[Task statement] Wherever a line holds the word "series", copy that line out.

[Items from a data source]
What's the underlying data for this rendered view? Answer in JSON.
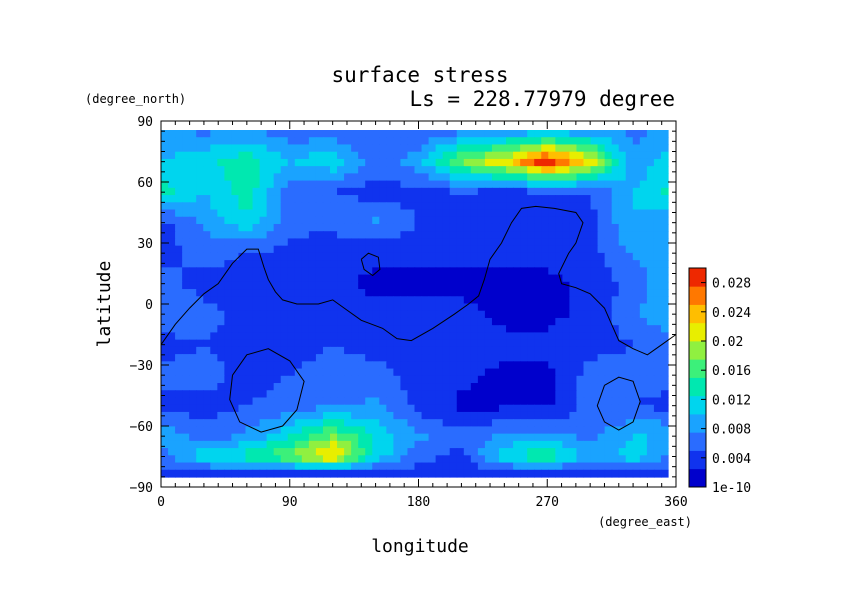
{
  "chart_data": {
    "type": "heatmap",
    "title": "surface stress",
    "subtitle": "Ls = 228.77979 degree",
    "xlabel": "longitude",
    "ylabel": "latitude",
    "x_unit": "(degree_east)",
    "y_unit": "(degree_north)",
    "xlim": [
      0,
      360
    ],
    "ylim": [
      -90,
      90
    ],
    "x_ticks": [
      "0",
      "90",
      "180",
      "270",
      "360"
    ],
    "y_ticks": [
      "90",
      "60",
      "30",
      "0",
      "−30",
      "−60",
      "−90"
    ],
    "colorbar": {
      "min": 1e-10,
      "max": 0.03,
      "tick_values": [
        1e-10,
        0.004,
        0.008,
        0.012,
        0.016,
        0.02,
        0.024,
        0.028
      ],
      "tick_labels": [
        "1e-10",
        "0.004",
        "0.008",
        "0.012",
        "0.016",
        "0.02",
        "0.024",
        "0.028"
      ],
      "colors": [
        "#0000cc",
        "#1033ee",
        "#2a6cff",
        "#1aa3ff",
        "#00d5ee",
        "#00e8b0",
        "#3cf07a",
        "#90f040",
        "#e8ee00",
        "#ffbe00",
        "#ff7800",
        "#ee2800"
      ]
    },
    "field": {
      "lon": [
        0,
        30,
        60,
        90,
        120,
        150,
        180,
        210,
        240,
        270,
        300,
        330,
        360
      ],
      "lat": [
        85,
        70,
        55,
        40,
        25,
        10,
        -5,
        -20,
        -35,
        -50,
        -65,
        -75,
        -83
      ],
      "values": [
        [
          0.008,
          0.007,
          0.008,
          0.006,
          0.006,
          0.005,
          0.005,
          0.007,
          0.008,
          0.009,
          0.008,
          0.007,
          0.008
        ],
        [
          0.01,
          0.012,
          0.014,
          0.01,
          0.012,
          0.006,
          0.009,
          0.018,
          0.022,
          0.03,
          0.022,
          0.008,
          0.012
        ],
        [
          0.014,
          0.01,
          0.014,
          0.006,
          0.005,
          0.004,
          0.004,
          0.005,
          0.004,
          0.005,
          0.005,
          0.01,
          0.014
        ],
        [
          0.004,
          0.008,
          0.012,
          0.006,
          0.006,
          0.008,
          0.005,
          0.003,
          0.003,
          0.004,
          0.004,
          0.01,
          0.008
        ],
        [
          0.004,
          0.006,
          0.005,
          0.004,
          0.003,
          0.003,
          0.003,
          0.003,
          0.003,
          0.003,
          0.004,
          0.008,
          0.008
        ],
        [
          0.006,
          0.004,
          0.004,
          0.004,
          0.003,
          0.002,
          0.002,
          0.002,
          0.002,
          0.002,
          0.003,
          0.006,
          0.01
        ],
        [
          0.007,
          0.006,
          0.004,
          0.004,
          0.004,
          0.003,
          0.003,
          0.003,
          0.002,
          0.002,
          0.003,
          0.007,
          0.011
        ],
        [
          0.004,
          0.005,
          0.004,
          0.004,
          0.005,
          0.004,
          0.004,
          0.004,
          0.003,
          0.003,
          0.004,
          0.005,
          0.006
        ],
        [
          0.006,
          0.006,
          0.004,
          0.005,
          0.006,
          0.006,
          0.004,
          0.003,
          0.002,
          0.002,
          0.006,
          0.006,
          0.006
        ],
        [
          0.004,
          0.004,
          0.005,
          0.006,
          0.007,
          0.008,
          0.004,
          0.002,
          0.002,
          0.002,
          0.006,
          0.005,
          0.004
        ],
        [
          0.01,
          0.006,
          0.008,
          0.012,
          0.018,
          0.012,
          0.008,
          0.006,
          0.008,
          0.008,
          0.007,
          0.01,
          0.01
        ],
        [
          0.006,
          0.012,
          0.014,
          0.018,
          0.024,
          0.012,
          0.006,
          0.004,
          0.012,
          0.016,
          0.008,
          0.012,
          0.006
        ],
        [
          0.004,
          0.004,
          0.005,
          0.004,
          0.004,
          0.003,
          0.004,
          0.004,
          0.004,
          0.004,
          0.004,
          0.004,
          0.004
        ]
      ]
    },
    "contours": [
      [
        [
          0,
          -20
        ],
        [
          10,
          -10
        ],
        [
          20,
          -2
        ],
        [
          30,
          5
        ],
        [
          40,
          10
        ],
        [
          50,
          20
        ],
        [
          60,
          27
        ],
        [
          68,
          27
        ],
        [
          72,
          18
        ],
        [
          75,
          12
        ],
        [
          80,
          6
        ],
        [
          85,
          2
        ],
        [
          95,
          0
        ],
        [
          110,
          0
        ],
        [
          120,
          2
        ],
        [
          130,
          -3
        ],
        [
          140,
          -8
        ],
        [
          155,
          -12
        ],
        [
          165,
          -17
        ],
        [
          175,
          -18
        ],
        [
          190,
          -12
        ],
        [
          205,
          -5
        ],
        [
          215,
          0
        ],
        [
          222,
          4
        ],
        [
          226,
          12
        ],
        [
          230,
          22
        ],
        [
          238,
          30
        ],
        [
          245,
          40
        ],
        [
          252,
          47
        ],
        [
          262,
          48
        ],
        [
          275,
          47
        ],
        [
          290,
          45
        ],
        [
          295,
          40
        ],
        [
          290,
          30
        ],
        [
          285,
          25
        ],
        [
          278,
          15
        ],
        [
          280,
          10
        ],
        [
          290,
          8
        ],
        [
          300,
          5
        ],
        [
          310,
          -2
        ],
        [
          315,
          -10
        ],
        [
          320,
          -18
        ],
        [
          330,
          -22
        ],
        [
          340,
          -25
        ],
        [
          350,
          -20
        ],
        [
          360,
          -15
        ]
      ],
      [
        [
          140,
          22
        ],
        [
          145,
          25
        ],
        [
          152,
          23
        ],
        [
          153,
          17
        ],
        [
          148,
          14
        ],
        [
          142,
          17
        ],
        [
          140,
          22
        ]
      ],
      [
        [
          50,
          -35
        ],
        [
          60,
          -25
        ],
        [
          75,
          -22
        ],
        [
          90,
          -28
        ],
        [
          100,
          -38
        ],
        [
          95,
          -52
        ],
        [
          85,
          -60
        ],
        [
          70,
          -63
        ],
        [
          55,
          -58
        ],
        [
          48,
          -47
        ],
        [
          50,
          -35
        ]
      ],
      [
        [
          310,
          -40
        ],
        [
          320,
          -36
        ],
        [
          330,
          -38
        ],
        [
          335,
          -48
        ],
        [
          330,
          -58
        ],
        [
          320,
          -62
        ],
        [
          310,
          -58
        ],
        [
          305,
          -50
        ],
        [
          310,
          -40
        ]
      ]
    ]
  }
}
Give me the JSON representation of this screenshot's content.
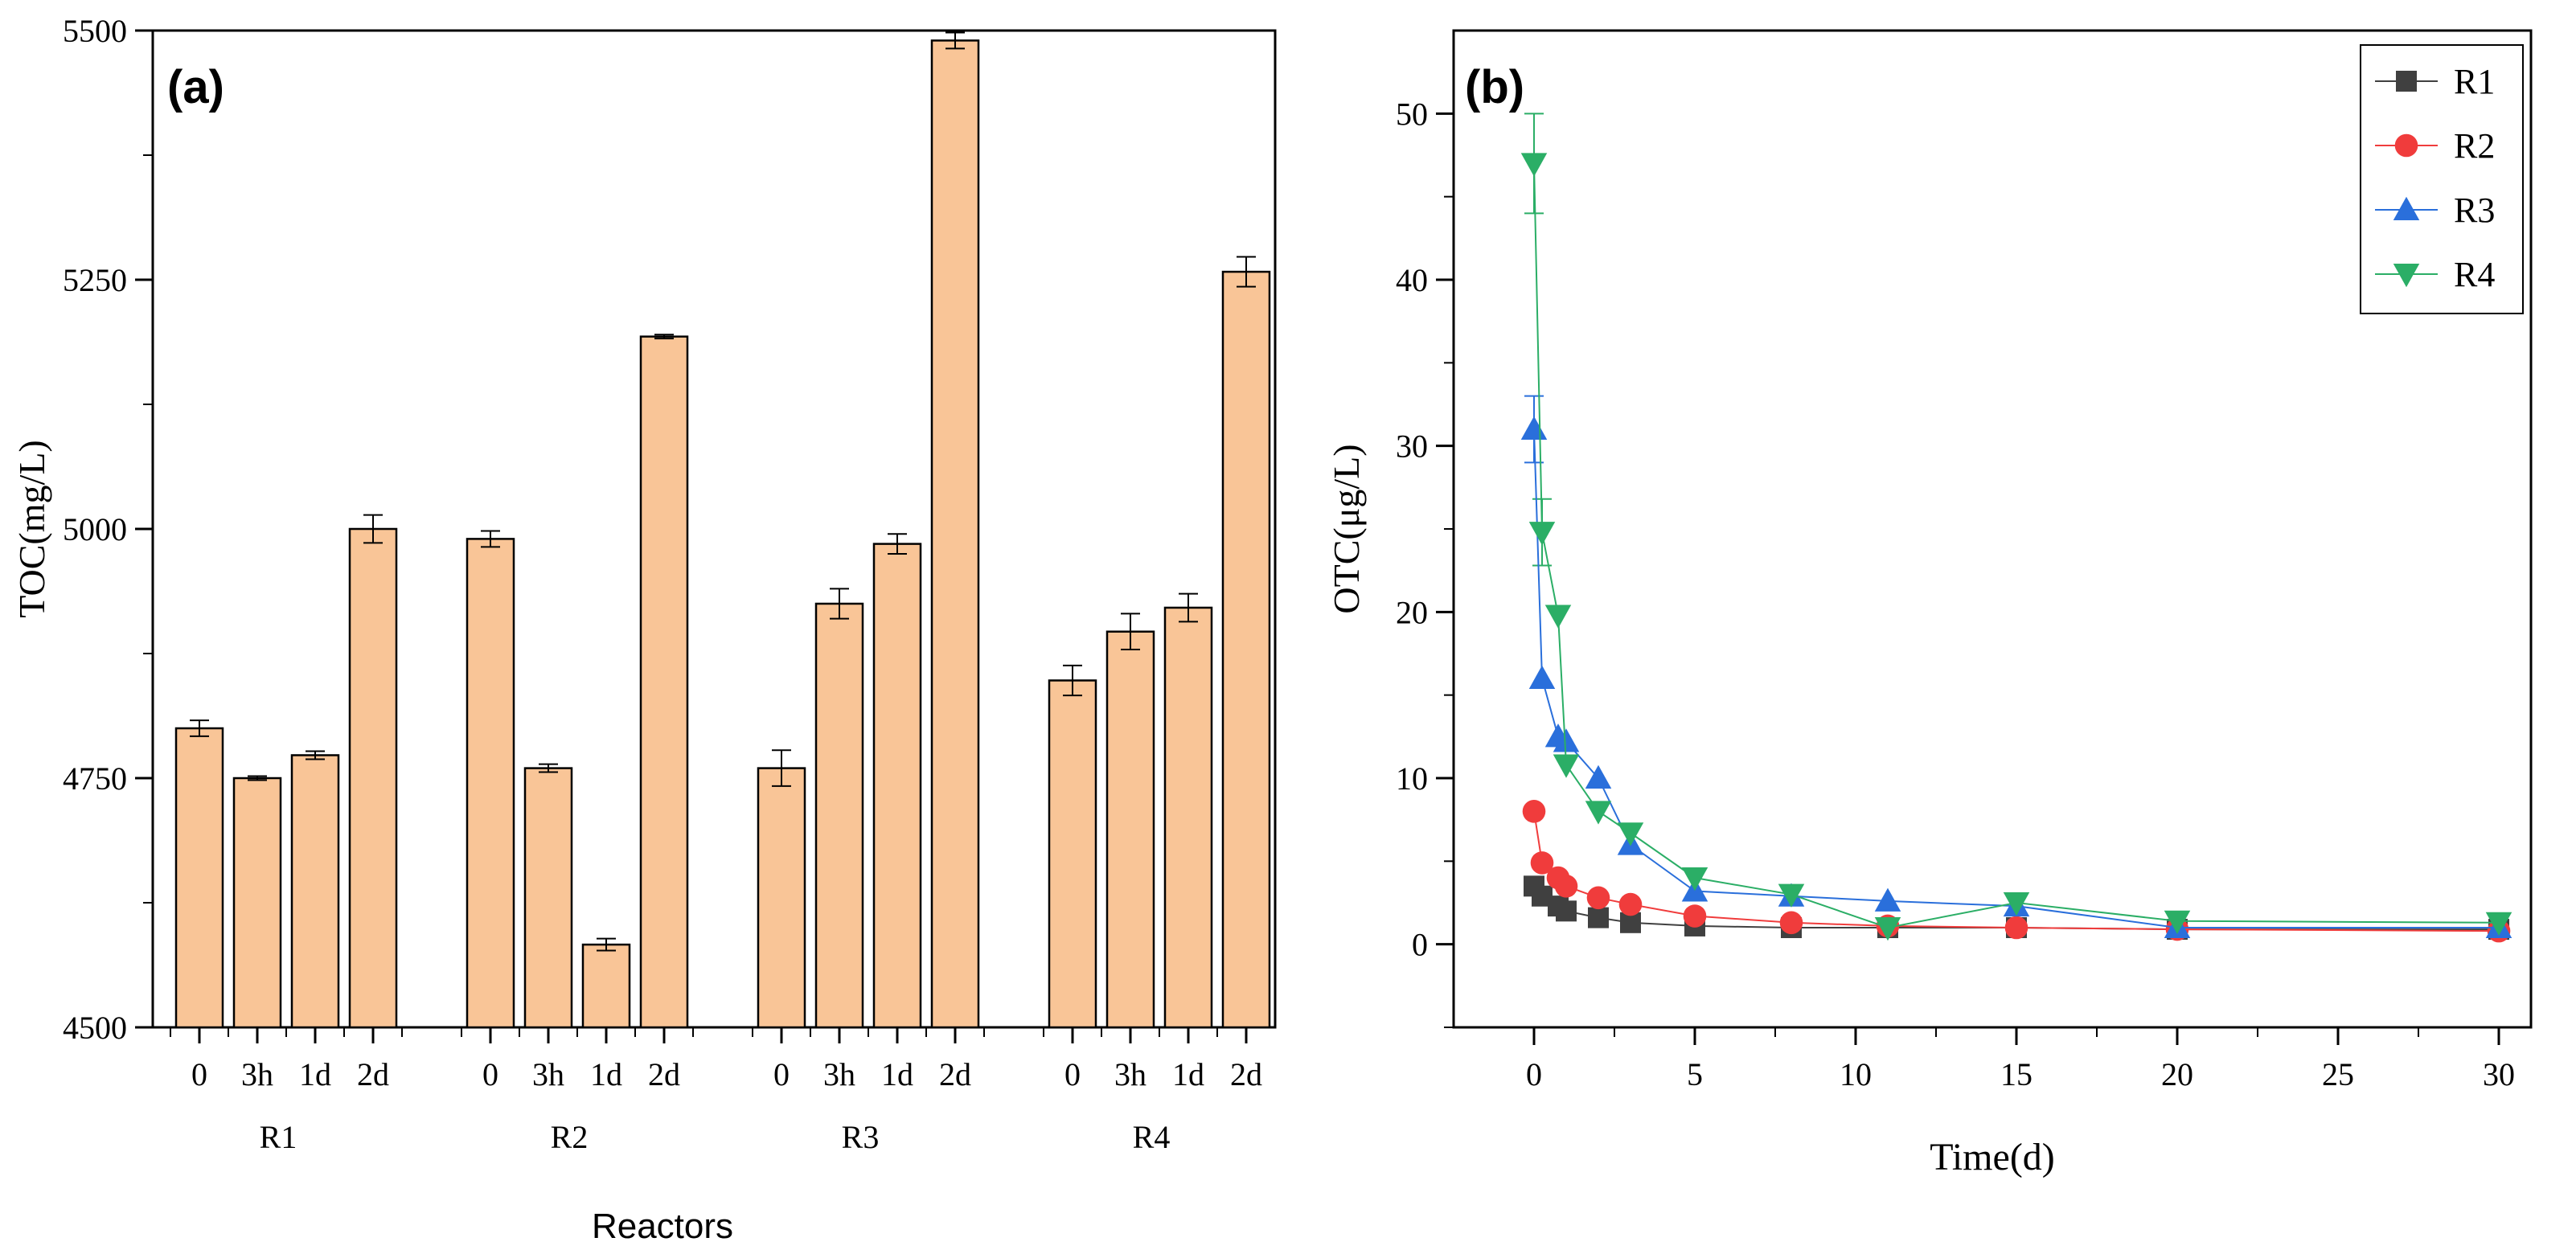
{
  "chart_data": [
    {
      "panel_label": "(a)",
      "type": "bar",
      "ylabel": "TOC(mg/L)",
      "xlabel": "Reactors",
      "ylim": [
        4500,
        5500
      ],
      "yticks": [
        4500,
        4750,
        5000,
        5250,
        5500
      ],
      "bar_color": "#F9C597",
      "groups": [
        {
          "name": "R1",
          "categories": [
            "0",
            "3h",
            "1d",
            "2d"
          ],
          "values": [
            4800,
            4750,
            4773,
            5000
          ],
          "errors": [
            8,
            2,
            4,
            14
          ]
        },
        {
          "name": "R2",
          "categories": [
            "0",
            "3h",
            "1d",
            "2d"
          ],
          "values": [
            4990,
            4760,
            4583,
            5193
          ],
          "errors": [
            8,
            4,
            6,
            2
          ]
        },
        {
          "name": "R3",
          "categories": [
            "0",
            "3h",
            "1d",
            "2d"
          ],
          "values": [
            4760,
            4925,
            4985,
            5490
          ],
          "errors": [
            18,
            15,
            10,
            8
          ]
        },
        {
          "name": "R4",
          "categories": [
            "0",
            "3h",
            "1d",
            "2d"
          ],
          "values": [
            4848,
            4897,
            4921,
            5258
          ],
          "errors": [
            15,
            18,
            14,
            15
          ]
        }
      ]
    },
    {
      "panel_label": "(b)",
      "type": "line",
      "xlabel": "Time(d)",
      "ylabel": "OTC(μg/L)",
      "xlim": [
        -2.5,
        31
      ],
      "ylim": [
        -5,
        55
      ],
      "xticks": [
        0,
        5,
        10,
        15,
        20,
        25,
        30
      ],
      "yticks": [
        0,
        10,
        20,
        30,
        40,
        50
      ],
      "x": [
        0,
        0.25,
        0.75,
        1,
        2,
        3,
        5,
        8,
        11,
        15,
        20,
        30
      ],
      "series": [
        {
          "name": "R1",
          "color": "#404040",
          "marker": "square",
          "values": [
            3.5,
            2.9,
            2.3,
            2.0,
            1.6,
            1.3,
            1.1,
            1.0,
            1.0,
            1.0,
            0.9,
            0.9
          ]
        },
        {
          "name": "R2",
          "color": "#F03C3C",
          "marker": "circle",
          "values": [
            8.0,
            4.9,
            4.0,
            3.5,
            2.8,
            2.4,
            1.7,
            1.3,
            1.1,
            1.0,
            0.9,
            0.8
          ]
        },
        {
          "name": "R3",
          "color": "#2A6FDB",
          "marker": "triangle-up",
          "values": [
            31.0,
            16.0,
            12.5,
            12.2,
            10.0,
            6.0,
            3.2,
            2.9,
            2.6,
            2.3,
            1.0,
            1.0
          ]
        },
        {
          "name": "R4",
          "color": "#2BAE66",
          "marker": "triangle-down",
          "values": [
            47.0,
            24.8,
            19.8,
            10.8,
            8.0,
            6.7,
            4.0,
            3.0,
            1.0,
            2.5,
            1.4,
            1.3
          ]
        }
      ],
      "errors_first": [
        {
          "series": "R3",
          "err": 2.0
        },
        {
          "series": "R4",
          "err": 3.0
        },
        {
          "series": "R4",
          "x_index": 1,
          "err": 2.0
        }
      ],
      "legend_position": "top-right"
    }
  ]
}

[Exercise response]
      "series": [
          "series": "R3",
          "series": "R4",
          "series": "R4",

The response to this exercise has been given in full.